DO THIS: Find all lines in the records that include the word "name", and copy them out.

------------------------------------

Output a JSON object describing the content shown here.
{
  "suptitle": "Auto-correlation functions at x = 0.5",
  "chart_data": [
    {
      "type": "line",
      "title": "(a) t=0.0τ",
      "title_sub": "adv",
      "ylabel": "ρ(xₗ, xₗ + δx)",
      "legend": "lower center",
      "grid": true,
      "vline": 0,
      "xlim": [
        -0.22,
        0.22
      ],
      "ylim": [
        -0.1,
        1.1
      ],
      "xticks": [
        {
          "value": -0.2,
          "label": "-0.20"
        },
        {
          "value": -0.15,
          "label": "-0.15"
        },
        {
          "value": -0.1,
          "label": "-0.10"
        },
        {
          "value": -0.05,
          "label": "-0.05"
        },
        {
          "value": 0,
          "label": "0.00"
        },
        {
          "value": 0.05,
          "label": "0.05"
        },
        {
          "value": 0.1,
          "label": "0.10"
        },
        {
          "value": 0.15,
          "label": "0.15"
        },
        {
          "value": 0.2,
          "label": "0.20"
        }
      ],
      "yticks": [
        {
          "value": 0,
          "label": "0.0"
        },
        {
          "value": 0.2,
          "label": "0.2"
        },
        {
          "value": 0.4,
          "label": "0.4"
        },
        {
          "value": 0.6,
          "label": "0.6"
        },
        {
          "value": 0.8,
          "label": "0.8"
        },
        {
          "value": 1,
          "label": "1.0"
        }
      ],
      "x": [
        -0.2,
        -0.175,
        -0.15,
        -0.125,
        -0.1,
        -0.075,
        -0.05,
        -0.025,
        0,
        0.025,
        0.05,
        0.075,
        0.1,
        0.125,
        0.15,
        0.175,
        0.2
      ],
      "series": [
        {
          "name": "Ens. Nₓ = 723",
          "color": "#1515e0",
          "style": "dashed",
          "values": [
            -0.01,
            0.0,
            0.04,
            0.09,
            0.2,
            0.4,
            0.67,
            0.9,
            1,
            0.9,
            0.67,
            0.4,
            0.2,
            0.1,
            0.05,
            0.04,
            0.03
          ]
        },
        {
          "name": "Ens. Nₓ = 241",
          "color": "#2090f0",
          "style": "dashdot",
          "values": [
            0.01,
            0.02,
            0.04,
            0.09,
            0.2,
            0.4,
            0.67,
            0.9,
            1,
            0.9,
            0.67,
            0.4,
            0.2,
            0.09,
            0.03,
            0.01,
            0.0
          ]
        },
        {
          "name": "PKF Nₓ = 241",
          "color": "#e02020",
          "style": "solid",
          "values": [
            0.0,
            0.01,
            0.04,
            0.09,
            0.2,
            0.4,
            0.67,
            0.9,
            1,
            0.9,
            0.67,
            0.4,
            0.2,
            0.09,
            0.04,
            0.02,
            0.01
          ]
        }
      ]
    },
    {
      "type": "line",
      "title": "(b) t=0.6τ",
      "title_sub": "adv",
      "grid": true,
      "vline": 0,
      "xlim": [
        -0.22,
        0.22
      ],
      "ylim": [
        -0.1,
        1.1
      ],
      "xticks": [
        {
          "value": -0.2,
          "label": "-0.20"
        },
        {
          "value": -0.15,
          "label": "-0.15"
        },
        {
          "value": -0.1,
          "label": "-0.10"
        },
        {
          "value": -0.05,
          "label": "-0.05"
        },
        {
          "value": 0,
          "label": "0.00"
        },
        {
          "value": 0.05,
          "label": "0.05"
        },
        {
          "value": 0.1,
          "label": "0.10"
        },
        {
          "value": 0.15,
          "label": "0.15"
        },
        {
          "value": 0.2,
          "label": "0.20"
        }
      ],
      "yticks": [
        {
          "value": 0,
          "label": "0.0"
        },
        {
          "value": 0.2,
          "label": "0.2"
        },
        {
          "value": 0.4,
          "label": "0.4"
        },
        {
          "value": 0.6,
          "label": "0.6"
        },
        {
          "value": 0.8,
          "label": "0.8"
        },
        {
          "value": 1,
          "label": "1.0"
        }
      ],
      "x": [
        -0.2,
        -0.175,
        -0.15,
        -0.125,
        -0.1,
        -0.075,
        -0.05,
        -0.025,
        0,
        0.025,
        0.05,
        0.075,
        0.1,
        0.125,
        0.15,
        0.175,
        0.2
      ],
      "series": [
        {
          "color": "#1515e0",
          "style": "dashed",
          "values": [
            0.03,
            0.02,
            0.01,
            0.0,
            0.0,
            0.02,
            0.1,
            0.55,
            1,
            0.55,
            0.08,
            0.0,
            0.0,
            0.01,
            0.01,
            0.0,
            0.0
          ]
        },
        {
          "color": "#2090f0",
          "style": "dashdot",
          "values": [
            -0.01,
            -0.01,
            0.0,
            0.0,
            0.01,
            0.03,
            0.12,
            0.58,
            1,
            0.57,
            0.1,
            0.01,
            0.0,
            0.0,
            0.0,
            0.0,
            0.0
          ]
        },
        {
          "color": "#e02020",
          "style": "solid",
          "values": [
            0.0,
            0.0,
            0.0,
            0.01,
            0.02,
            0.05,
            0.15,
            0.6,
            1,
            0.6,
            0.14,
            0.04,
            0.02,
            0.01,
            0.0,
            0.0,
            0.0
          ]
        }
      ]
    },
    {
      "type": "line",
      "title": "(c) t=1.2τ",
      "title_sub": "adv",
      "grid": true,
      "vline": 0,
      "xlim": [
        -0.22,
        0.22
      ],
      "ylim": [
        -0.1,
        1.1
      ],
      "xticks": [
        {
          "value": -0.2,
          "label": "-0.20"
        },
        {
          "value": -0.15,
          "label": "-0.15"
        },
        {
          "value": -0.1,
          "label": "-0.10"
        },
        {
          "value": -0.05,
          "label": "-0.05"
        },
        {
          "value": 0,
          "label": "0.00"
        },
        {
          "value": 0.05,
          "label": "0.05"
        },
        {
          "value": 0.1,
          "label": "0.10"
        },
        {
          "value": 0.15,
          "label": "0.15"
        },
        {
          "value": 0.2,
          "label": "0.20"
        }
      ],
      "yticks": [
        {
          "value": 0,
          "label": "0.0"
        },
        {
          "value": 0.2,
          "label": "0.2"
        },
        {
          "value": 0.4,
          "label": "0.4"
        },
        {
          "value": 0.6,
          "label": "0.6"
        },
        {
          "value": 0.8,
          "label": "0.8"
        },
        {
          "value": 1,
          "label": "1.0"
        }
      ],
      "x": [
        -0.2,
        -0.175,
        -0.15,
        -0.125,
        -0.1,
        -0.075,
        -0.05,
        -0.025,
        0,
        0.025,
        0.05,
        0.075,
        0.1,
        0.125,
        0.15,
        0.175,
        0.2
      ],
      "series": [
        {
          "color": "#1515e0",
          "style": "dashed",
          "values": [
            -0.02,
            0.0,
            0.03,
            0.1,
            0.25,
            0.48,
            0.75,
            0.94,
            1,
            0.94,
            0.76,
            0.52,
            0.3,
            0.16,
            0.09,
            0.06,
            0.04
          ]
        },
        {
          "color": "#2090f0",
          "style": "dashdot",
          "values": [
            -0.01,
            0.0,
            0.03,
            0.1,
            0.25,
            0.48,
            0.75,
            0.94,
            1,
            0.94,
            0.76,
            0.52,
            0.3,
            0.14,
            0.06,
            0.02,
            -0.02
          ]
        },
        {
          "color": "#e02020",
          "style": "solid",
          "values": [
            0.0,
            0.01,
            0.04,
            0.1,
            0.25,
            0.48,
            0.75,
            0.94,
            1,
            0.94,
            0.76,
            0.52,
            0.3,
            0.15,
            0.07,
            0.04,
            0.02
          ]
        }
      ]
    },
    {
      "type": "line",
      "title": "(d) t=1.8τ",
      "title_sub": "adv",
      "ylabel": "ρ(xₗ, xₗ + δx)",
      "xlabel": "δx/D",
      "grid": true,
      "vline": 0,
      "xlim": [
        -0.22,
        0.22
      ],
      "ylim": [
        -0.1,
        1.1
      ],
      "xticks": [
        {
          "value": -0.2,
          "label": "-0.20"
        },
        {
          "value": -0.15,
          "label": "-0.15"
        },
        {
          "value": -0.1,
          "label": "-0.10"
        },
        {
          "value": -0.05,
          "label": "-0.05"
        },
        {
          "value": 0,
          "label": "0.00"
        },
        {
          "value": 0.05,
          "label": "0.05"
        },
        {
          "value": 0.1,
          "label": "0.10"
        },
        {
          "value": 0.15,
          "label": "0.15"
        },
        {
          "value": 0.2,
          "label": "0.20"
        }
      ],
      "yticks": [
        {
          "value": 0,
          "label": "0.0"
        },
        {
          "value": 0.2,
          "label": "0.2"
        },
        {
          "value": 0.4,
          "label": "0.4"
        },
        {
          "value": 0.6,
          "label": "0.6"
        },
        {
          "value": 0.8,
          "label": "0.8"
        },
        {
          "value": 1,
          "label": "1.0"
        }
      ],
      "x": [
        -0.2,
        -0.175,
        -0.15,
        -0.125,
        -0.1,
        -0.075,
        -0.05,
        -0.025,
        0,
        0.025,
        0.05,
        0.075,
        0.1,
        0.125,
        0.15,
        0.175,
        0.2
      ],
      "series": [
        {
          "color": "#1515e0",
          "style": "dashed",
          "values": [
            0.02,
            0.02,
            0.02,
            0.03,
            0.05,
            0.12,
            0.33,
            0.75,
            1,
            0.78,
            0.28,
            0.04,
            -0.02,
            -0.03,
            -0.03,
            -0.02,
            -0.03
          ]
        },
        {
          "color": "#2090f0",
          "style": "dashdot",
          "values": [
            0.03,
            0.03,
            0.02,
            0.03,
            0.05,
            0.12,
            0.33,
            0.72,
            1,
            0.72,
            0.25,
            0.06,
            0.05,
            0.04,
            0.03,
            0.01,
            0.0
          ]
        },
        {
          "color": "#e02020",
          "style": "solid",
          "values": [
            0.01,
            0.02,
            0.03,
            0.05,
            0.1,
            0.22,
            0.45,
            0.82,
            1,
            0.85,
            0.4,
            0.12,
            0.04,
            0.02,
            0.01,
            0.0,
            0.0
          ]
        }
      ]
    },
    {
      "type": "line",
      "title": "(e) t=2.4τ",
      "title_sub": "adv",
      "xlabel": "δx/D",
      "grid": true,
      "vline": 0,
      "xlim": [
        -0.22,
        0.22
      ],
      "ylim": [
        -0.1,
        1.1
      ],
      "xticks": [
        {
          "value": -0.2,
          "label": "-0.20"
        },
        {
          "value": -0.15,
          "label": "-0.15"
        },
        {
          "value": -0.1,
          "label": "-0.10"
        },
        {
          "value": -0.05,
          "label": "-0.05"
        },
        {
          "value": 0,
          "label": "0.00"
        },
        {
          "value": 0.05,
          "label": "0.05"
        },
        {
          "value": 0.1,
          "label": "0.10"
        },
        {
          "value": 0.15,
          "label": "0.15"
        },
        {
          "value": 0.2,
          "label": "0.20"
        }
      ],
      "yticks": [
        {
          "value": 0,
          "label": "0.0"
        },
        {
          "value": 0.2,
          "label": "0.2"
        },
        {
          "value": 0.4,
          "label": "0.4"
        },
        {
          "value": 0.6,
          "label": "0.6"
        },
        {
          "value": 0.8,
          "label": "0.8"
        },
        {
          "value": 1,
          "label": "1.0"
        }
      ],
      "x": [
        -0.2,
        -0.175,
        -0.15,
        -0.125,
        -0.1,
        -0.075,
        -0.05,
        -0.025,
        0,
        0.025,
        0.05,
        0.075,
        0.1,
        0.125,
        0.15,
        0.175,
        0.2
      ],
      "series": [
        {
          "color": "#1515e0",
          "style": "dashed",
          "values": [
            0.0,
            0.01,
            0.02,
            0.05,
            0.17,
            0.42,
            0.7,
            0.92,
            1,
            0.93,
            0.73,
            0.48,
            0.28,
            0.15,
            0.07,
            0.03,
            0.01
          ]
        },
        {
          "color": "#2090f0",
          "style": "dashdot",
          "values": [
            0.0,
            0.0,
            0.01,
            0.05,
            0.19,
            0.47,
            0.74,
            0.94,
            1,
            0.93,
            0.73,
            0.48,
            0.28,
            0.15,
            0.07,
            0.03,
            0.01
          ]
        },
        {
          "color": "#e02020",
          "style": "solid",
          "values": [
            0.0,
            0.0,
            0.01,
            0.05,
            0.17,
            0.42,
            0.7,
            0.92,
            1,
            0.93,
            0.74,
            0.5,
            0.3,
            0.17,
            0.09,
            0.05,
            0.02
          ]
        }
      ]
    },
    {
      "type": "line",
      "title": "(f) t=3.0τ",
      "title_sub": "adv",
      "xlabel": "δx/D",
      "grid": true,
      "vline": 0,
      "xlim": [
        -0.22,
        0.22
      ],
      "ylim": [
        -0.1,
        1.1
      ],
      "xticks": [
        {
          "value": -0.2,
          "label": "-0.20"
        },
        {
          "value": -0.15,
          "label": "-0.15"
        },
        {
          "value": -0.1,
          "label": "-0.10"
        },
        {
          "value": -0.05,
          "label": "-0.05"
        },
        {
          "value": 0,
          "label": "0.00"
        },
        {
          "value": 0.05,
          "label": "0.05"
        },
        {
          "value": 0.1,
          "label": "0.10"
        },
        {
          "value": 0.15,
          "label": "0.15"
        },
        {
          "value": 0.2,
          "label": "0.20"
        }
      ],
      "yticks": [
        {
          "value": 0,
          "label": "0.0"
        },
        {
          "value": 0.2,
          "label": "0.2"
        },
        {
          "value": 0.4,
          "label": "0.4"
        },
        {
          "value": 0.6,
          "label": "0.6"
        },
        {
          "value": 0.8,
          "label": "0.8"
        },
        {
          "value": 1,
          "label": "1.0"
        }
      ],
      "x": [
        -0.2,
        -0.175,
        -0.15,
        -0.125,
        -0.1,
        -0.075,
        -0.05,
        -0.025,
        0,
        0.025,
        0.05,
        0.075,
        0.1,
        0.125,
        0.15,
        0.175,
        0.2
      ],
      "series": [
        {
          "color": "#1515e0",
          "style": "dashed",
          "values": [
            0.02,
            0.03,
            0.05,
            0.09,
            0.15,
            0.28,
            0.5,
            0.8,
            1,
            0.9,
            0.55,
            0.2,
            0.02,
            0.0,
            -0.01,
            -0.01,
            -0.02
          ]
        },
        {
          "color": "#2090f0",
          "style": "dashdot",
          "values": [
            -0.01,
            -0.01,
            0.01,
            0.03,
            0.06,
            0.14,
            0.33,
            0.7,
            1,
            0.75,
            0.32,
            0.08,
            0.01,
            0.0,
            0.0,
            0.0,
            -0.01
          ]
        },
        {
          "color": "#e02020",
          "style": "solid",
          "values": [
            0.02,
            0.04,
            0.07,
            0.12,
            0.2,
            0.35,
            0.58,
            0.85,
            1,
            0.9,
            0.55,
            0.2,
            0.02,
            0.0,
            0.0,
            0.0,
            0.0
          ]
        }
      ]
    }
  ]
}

------------------------------------

COMPLETE RESPONSE:
          "name": "Ens. Nₓ = 723",
          "name": "Ens. Nₓ = 241",
          "name": "PKF Nₓ = 241",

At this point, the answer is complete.